• _Dataset rows_
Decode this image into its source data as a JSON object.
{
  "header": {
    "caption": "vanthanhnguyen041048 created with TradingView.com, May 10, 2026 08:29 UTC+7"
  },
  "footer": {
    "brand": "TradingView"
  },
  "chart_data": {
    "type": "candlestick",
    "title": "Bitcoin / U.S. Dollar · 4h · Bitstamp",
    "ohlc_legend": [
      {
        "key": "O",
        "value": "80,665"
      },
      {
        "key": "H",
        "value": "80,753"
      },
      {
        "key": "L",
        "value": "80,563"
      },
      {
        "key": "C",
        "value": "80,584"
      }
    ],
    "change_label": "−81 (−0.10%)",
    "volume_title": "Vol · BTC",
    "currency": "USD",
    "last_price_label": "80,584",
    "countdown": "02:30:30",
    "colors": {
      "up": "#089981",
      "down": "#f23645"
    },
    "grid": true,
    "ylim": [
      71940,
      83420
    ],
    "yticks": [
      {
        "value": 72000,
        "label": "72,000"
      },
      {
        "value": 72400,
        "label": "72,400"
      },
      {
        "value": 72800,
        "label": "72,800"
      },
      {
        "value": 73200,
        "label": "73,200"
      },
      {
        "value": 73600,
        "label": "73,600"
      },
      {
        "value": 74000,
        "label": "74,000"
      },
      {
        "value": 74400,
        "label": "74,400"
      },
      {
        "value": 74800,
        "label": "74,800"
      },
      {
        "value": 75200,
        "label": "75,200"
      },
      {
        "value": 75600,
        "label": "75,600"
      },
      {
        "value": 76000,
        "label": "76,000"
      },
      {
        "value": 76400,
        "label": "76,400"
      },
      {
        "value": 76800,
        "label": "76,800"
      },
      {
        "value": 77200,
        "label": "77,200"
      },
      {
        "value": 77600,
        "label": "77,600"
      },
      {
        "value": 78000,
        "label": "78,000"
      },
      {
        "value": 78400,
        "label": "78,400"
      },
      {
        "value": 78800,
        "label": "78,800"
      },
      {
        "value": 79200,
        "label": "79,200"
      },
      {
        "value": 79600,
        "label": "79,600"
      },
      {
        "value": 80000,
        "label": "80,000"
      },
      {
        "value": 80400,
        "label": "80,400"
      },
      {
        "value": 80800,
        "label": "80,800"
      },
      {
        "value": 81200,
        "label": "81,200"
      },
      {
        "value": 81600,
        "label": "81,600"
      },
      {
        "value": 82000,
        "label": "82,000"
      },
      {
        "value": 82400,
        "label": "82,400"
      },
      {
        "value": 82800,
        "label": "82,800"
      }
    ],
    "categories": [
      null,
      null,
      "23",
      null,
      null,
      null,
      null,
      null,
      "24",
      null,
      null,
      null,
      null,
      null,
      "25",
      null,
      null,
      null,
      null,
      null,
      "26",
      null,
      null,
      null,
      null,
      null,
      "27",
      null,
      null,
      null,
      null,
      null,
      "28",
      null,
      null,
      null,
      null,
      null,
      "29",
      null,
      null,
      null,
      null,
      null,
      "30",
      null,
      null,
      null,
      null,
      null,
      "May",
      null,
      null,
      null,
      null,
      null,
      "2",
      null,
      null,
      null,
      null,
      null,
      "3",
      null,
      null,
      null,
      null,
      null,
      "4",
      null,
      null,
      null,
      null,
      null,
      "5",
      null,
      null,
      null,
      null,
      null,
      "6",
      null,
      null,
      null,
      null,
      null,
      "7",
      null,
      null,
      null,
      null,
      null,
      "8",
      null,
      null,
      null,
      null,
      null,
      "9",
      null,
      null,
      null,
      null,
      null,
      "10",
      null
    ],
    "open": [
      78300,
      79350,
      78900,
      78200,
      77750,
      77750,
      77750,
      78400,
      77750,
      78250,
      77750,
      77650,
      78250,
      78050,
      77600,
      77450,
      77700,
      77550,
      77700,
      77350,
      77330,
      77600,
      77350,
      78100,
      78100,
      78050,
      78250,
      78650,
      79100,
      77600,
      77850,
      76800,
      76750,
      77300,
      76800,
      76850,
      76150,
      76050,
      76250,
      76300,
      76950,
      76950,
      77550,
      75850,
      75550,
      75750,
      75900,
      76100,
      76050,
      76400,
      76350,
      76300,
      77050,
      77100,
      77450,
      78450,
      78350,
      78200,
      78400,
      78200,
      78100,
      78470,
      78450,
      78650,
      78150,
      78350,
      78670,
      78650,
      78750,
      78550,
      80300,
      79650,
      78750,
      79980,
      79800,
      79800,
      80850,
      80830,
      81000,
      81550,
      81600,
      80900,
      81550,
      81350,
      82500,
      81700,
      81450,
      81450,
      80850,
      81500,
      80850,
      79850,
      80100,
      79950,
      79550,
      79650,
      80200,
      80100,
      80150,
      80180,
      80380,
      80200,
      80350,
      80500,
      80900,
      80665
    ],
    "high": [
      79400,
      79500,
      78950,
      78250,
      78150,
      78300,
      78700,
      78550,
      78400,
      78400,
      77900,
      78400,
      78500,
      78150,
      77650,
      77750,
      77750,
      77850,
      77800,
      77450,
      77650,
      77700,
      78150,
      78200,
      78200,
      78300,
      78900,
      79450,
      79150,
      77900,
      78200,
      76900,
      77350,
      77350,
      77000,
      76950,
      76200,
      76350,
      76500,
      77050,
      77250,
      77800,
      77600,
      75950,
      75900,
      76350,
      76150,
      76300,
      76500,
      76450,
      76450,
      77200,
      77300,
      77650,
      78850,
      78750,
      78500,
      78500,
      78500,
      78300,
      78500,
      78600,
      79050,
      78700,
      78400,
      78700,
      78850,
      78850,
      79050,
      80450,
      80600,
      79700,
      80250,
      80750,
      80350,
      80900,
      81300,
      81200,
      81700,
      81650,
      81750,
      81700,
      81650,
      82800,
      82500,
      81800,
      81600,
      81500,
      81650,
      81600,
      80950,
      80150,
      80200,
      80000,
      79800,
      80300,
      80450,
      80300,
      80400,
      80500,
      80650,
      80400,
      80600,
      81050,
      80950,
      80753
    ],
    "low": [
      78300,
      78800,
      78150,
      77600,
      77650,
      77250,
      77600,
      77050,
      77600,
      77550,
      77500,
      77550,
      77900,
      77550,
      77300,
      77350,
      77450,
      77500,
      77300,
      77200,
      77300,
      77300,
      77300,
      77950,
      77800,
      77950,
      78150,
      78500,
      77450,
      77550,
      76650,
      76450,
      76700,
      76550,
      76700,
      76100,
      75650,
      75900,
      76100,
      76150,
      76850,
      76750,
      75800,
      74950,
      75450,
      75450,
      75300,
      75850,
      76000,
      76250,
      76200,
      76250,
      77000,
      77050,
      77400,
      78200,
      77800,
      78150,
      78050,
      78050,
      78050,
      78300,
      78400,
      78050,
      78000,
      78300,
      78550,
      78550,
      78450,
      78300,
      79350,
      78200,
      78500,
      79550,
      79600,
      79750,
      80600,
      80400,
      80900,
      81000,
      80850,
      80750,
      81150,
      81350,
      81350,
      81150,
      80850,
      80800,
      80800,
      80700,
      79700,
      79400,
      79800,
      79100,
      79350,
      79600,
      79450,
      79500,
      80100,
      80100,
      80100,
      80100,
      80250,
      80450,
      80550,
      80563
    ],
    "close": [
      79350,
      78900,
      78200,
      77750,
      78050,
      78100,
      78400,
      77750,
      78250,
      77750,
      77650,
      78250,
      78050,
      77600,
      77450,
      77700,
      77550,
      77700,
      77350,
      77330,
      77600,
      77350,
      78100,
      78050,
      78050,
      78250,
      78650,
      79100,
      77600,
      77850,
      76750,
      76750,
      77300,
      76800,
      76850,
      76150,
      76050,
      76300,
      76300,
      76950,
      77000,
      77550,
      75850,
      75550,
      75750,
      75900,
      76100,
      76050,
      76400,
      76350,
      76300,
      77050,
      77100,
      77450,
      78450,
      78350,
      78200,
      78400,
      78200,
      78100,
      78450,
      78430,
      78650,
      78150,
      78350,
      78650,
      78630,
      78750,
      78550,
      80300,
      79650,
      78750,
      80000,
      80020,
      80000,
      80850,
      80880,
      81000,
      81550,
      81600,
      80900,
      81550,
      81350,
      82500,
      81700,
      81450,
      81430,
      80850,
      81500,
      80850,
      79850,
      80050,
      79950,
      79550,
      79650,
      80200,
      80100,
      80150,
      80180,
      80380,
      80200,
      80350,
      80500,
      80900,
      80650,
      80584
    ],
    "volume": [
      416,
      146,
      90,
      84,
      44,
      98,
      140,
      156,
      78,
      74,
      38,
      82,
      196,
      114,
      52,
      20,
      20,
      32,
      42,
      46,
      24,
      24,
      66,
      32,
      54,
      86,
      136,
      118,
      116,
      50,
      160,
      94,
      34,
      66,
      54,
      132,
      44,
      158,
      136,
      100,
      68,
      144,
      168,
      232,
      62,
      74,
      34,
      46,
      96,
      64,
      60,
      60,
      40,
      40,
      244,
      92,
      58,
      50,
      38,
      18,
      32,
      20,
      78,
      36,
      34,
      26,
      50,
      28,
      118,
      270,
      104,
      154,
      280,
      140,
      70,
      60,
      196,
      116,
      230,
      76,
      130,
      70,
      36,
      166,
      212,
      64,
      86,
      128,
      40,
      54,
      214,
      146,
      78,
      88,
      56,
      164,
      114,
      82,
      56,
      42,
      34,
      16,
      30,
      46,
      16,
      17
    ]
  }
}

• _WHAT NEEDS TO BE DONE_
In the entries above, find each line with the string "TradingView" and copy it.

• _EXERCISE RESULT_
    "caption": "vanthanhnguyen041048 created with TradingView.com, May 10, 2026 08:29 UTC+7"
    "brand": "TradingView"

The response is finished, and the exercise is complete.